Do this ->
Leave out the pictures and copy each record below exactly.

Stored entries
---+---

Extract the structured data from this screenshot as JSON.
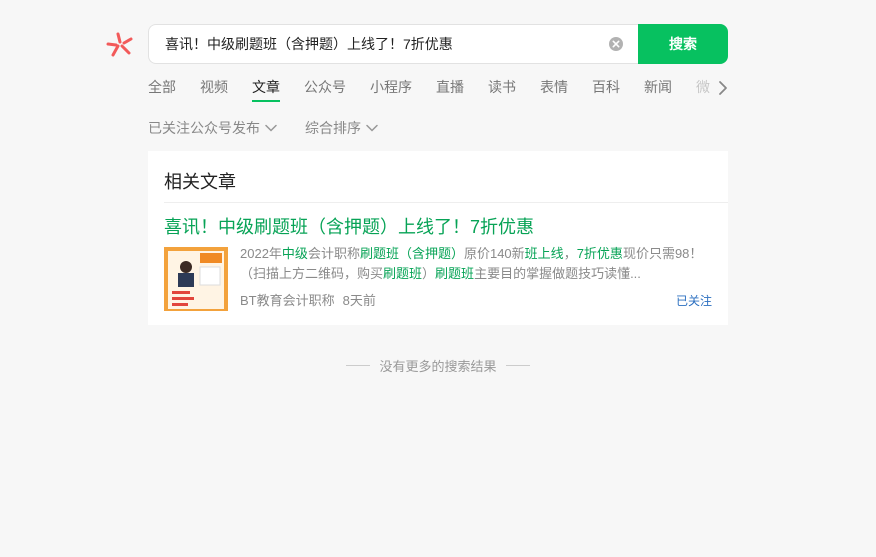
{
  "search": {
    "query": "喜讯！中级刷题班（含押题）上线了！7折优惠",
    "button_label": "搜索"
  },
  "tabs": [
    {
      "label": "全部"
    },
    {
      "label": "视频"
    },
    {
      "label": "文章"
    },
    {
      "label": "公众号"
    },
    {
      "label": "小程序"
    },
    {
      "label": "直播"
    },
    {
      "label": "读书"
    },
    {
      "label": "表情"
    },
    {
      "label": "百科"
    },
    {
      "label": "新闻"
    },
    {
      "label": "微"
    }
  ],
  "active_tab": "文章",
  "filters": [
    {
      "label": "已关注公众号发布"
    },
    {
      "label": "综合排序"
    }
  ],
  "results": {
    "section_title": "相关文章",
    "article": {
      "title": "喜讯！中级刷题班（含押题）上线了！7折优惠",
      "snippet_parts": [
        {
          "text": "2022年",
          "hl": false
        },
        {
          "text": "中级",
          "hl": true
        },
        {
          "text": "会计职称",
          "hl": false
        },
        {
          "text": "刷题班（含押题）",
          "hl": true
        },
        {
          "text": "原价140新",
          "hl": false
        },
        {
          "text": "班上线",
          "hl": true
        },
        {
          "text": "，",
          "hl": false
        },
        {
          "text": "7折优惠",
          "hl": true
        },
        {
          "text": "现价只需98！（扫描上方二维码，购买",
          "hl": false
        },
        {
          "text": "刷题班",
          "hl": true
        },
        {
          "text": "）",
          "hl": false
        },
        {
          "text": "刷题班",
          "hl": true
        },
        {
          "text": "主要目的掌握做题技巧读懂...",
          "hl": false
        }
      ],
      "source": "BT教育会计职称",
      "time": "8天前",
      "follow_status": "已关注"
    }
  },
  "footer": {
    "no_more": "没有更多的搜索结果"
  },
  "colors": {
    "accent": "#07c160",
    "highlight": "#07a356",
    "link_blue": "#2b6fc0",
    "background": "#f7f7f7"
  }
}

---+---

Response to this task ->
Extract the structured data from this screenshot as JSON.
{
  "search": {
    "query": "喜讯！中级刷题班（含押题）上线了！7折优惠",
    "button_label": "搜索"
  },
  "tabs": [
    {
      "label": "全部"
    },
    {
      "label": "视频"
    },
    {
      "label": "文章"
    },
    {
      "label": "公众号"
    },
    {
      "label": "小程序"
    },
    {
      "label": "直播"
    },
    {
      "label": "读书"
    },
    {
      "label": "表情"
    },
    {
      "label": "百科"
    },
    {
      "label": "新闻"
    },
    {
      "label": "微"
    }
  ],
  "active_tab": "文章",
  "filters": [
    {
      "label": "已关注公众号发布"
    },
    {
      "label": "综合排序"
    }
  ],
  "results": {
    "section_title": "相关文章",
    "article": {
      "title": "喜讯！中级刷题班（含押题）上线了！7折优惠",
      "snippet_parts": [
        {
          "text": "2022年",
          "hl": false
        },
        {
          "text": "中级",
          "hl": true
        },
        {
          "text": "会计职称",
          "hl": false
        },
        {
          "text": "刷题班（含押题）",
          "hl": true
        },
        {
          "text": "原价140新",
          "hl": false
        },
        {
          "text": "班上线",
          "hl": true
        },
        {
          "text": "，",
          "hl": false
        },
        {
          "text": "7折优惠",
          "hl": true
        },
        {
          "text": "现价只需98！（扫描上方二维码，购买",
          "hl": false
        },
        {
          "text": "刷题班",
          "hl": true
        },
        {
          "text": "）",
          "hl": false
        },
        {
          "text": "刷题班",
          "hl": true
        },
        {
          "text": "主要目的掌握做题技巧读懂...",
          "hl": false
        }
      ],
      "source": "BT教育会计职称",
      "time": "8天前",
      "follow_status": "已关注"
    }
  },
  "footer": {
    "no_more": "没有更多的搜索结果"
  },
  "colors": {
    "accent": "#07c160",
    "highlight": "#07a356",
    "link_blue": "#2b6fc0",
    "background": "#f7f7f7"
  }
}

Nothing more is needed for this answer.